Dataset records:
-- BEGIN --
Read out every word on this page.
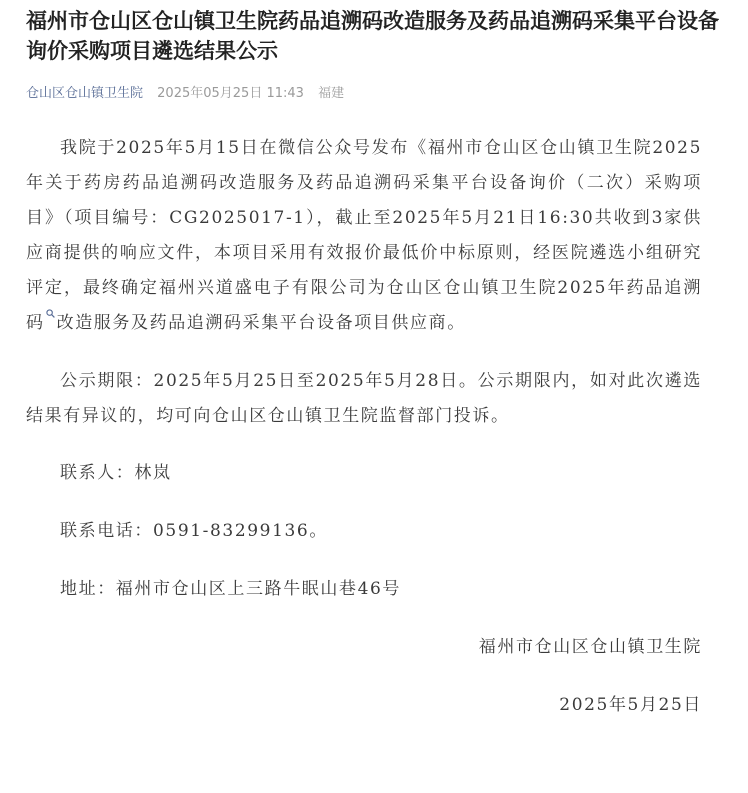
福州市仓山区仓山镇卫生院药品追溯码改造服务及药品追溯码采集平台设备询价采购项目遴选结果公示
仓山区仓山镇卫生院 2025年05月25日 11:43 福建

我院于2025年5月15日在微信公众号发布《福州市仓山区仓山镇卫生院2025年关于药房药品追溯码改造服务及药品追溯码采集平台设备询价（二次）采购项目》（项目编号：CG2025017-1），截止至2025年5月21日16:30共收到3家供应商提供的响应文件，本项目采用有效报价最低价中标原则，经医院遴选小组研究评定，最终确定福州兴道盛电子有限公司为仓山区仓山镇卫生院2025年药品追溯码 改造服务及药品追溯码采集平台设备项目供应商。

公示期限：2025年5月25日至2025年5月28日。公示期限内，如对此次遴选结果有异议的，均可向仓山区仓山镇卫生院监督部门投诉。

联系人：林岚

联系电话：0591-83299136。

地址：福州市仓山区上三路牛眠山巷46号

福州市仓山区仓山镇卫生院

2025年5月25日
-- END --
Work to complete:
Leave out the pictures and transcribe the entries above exactly.

The completed task:
Read out every word on this page.
福州市仓山区仓山镇卫生院药品追溯码改造服务及药品追溯码采集平台设备询价采购项目遴选结果公示
仓山区仓山镇卫生院 2025年05月25日 11:43 福建

我院于2025年5月15日在微信公众号发布《福州市仓山区仓山镇卫生院2025年关于药房药品追溯码改造服务及药品追溯码采集平台设备询价（二次）采购项目》（项目编号：CG2025017-1），截止至2025年5月21日16:30共收到3家供应商提供的响应文件，本项目采用有效报价最低价中标原则，经医院遴选小组研究评定，最终确定福州兴道盛电子有限公司为仓山区仓山镇卫生院2025年药品追溯码 改造服务及药品追溯码采集平台设备项目供应商。

公示期限：2025年5月25日至2025年5月28日。公示期限内，如对此次遴选结果有异议的，均可向仓山区仓山镇卫生院监督部门投诉。

联系人：林岚

联系电话：0591-83299136。

地址：福州市仓山区上三路牛眠山巷46号

福州市仓山区仓山镇卫生院

2025年5月25日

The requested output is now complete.